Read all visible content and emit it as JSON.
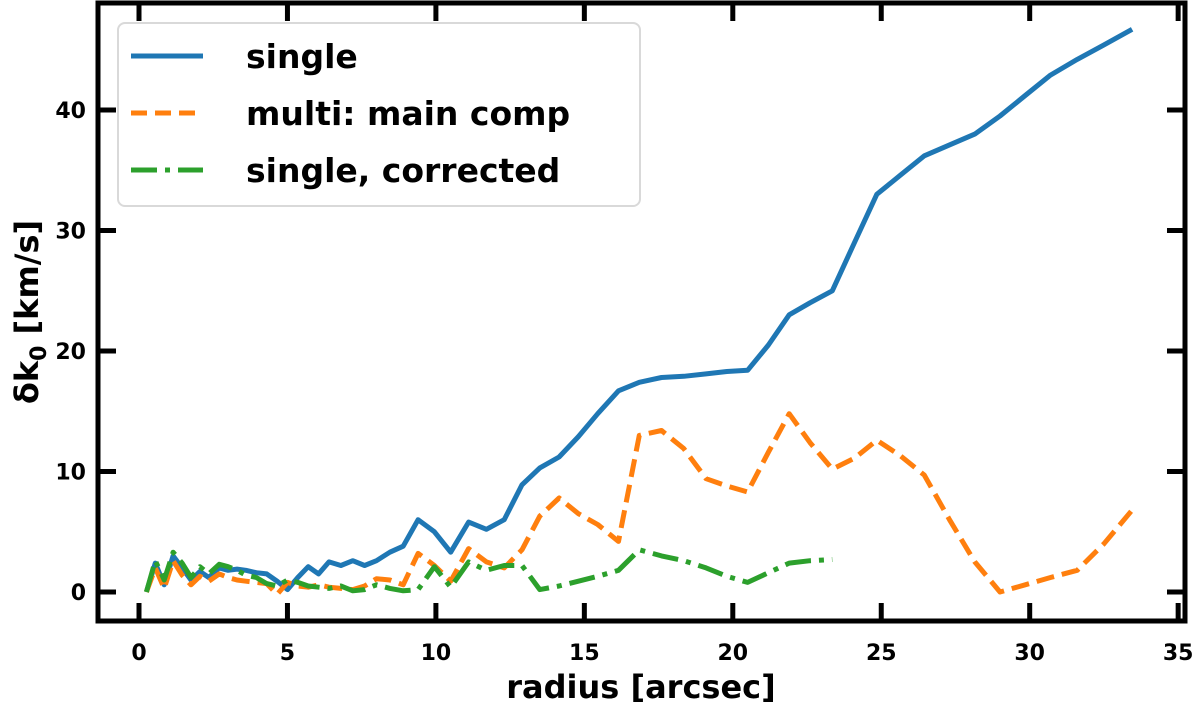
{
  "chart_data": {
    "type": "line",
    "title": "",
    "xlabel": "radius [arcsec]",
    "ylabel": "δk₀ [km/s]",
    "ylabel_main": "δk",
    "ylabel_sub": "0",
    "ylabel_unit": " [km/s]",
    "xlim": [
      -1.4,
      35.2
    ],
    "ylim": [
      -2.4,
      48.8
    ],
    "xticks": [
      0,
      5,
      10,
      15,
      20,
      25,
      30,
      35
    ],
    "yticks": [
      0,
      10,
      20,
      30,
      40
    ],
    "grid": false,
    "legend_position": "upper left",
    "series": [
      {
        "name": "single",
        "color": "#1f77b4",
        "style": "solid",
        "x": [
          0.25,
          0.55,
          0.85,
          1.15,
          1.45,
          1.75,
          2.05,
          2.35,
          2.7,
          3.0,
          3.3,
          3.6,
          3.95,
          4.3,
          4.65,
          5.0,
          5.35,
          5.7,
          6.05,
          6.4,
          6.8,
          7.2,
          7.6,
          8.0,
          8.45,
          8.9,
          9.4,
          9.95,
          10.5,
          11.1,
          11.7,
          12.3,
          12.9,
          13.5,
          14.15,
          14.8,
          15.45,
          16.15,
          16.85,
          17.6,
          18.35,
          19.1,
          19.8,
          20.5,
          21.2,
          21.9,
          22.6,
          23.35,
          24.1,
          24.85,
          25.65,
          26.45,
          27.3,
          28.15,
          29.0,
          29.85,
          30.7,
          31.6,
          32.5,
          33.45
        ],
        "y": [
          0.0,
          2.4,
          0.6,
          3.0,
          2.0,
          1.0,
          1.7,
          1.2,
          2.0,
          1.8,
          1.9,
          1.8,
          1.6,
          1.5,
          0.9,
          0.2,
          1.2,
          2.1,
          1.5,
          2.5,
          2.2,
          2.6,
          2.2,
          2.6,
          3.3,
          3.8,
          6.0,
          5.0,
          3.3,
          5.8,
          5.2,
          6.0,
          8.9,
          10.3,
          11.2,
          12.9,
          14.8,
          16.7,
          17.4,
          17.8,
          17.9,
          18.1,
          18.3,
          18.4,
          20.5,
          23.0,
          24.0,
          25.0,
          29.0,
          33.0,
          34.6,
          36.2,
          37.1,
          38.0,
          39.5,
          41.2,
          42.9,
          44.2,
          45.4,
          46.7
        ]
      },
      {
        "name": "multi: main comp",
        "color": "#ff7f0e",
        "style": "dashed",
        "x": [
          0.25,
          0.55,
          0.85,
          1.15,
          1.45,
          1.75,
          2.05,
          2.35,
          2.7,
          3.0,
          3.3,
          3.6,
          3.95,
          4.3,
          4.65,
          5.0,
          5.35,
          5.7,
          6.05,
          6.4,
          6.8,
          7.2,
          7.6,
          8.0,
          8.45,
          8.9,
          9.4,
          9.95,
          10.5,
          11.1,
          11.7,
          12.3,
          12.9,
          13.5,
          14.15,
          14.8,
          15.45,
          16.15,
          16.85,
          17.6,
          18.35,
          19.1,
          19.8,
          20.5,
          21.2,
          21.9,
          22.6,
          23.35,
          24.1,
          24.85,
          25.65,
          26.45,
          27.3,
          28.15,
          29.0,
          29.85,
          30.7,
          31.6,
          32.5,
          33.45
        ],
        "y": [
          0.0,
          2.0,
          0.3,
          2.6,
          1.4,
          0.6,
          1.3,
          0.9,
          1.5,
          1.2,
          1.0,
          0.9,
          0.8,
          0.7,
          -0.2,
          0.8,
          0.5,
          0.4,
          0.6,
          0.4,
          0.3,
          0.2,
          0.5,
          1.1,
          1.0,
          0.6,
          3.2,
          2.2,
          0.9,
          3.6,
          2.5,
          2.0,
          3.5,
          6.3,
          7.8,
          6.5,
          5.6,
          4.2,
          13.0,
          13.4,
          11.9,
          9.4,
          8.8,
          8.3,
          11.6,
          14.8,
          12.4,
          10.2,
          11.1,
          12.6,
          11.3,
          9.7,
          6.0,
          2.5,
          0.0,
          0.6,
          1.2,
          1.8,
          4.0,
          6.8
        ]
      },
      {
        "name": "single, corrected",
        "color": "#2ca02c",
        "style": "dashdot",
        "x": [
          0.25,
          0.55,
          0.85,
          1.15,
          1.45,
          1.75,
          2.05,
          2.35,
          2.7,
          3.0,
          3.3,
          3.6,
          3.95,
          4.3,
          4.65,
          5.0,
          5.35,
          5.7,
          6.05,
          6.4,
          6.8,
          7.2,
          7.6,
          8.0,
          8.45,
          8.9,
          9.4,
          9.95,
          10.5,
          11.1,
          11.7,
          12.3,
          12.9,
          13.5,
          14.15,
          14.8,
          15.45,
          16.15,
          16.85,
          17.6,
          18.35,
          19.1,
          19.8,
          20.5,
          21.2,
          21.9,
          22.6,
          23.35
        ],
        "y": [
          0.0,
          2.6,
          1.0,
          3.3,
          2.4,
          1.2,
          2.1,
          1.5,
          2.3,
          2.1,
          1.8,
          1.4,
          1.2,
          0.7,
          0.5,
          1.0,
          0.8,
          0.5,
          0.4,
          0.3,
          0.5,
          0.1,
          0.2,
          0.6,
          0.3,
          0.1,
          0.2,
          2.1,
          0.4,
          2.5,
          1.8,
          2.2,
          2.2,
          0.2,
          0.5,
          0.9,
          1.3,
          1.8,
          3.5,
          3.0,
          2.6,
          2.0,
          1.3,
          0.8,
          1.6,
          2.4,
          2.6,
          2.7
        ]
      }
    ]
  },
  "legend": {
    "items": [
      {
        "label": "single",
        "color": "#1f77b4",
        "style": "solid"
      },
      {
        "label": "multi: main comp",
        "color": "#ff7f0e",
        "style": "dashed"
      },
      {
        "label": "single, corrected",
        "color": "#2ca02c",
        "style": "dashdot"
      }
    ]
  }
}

...

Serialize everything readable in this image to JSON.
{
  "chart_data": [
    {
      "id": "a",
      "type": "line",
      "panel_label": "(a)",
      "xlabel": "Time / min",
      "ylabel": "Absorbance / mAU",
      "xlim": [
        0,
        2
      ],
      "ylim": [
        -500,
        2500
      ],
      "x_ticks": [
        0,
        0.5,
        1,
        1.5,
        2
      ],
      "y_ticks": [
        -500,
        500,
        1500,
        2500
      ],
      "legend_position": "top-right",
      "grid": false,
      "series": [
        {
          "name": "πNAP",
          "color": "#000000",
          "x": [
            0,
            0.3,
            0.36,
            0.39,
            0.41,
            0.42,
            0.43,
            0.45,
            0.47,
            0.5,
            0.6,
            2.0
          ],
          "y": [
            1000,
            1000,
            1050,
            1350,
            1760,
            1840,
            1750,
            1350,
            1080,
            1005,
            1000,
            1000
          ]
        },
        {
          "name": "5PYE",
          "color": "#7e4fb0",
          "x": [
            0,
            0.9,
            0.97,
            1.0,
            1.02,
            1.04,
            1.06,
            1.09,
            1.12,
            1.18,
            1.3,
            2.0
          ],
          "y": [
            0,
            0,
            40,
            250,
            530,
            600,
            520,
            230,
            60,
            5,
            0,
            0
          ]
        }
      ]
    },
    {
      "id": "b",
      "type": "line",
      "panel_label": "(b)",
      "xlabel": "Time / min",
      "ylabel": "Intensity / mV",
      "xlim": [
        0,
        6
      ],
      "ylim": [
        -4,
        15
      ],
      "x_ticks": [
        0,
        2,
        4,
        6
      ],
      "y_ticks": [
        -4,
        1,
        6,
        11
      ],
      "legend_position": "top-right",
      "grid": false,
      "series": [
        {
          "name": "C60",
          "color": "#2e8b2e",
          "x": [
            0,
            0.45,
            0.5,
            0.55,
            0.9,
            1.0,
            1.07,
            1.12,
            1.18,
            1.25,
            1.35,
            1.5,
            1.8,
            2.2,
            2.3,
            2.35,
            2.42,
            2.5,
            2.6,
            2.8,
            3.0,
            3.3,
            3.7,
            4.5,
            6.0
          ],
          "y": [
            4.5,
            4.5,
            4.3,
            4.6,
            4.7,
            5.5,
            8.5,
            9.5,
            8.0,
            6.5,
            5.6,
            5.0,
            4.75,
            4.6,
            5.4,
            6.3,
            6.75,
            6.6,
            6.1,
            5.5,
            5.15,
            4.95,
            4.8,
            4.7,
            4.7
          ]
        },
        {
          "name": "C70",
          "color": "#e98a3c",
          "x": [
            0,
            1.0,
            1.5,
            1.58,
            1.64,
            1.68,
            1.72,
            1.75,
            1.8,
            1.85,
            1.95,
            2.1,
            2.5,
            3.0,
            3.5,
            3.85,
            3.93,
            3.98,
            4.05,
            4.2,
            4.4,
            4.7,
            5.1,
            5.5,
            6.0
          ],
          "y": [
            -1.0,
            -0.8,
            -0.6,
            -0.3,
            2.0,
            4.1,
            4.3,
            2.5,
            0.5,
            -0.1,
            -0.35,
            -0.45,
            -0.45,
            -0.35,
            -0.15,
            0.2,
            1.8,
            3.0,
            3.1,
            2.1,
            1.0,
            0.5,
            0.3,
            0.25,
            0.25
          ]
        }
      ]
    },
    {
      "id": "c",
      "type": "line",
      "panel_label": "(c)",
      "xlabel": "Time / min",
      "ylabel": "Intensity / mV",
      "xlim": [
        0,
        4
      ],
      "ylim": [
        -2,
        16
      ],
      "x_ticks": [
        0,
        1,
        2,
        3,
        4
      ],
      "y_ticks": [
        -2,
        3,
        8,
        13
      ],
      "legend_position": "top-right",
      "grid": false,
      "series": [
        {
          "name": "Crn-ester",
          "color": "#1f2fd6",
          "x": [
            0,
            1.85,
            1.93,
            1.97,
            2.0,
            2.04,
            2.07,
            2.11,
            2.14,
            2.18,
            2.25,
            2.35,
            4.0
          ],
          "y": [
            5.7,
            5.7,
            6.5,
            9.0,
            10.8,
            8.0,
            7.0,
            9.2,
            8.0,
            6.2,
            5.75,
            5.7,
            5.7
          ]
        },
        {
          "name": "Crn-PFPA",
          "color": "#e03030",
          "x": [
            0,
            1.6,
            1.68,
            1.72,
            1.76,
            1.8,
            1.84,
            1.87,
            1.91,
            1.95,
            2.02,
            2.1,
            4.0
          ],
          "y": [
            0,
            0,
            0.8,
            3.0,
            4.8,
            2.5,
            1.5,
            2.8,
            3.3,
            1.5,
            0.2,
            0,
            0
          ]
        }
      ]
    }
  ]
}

What the task requires - In the records above, locate every line with the string "single" and copy it.

Final result -
        "name": "single",
        "name": "single, corrected",
        "label": "single",
        "label": "single, corrected",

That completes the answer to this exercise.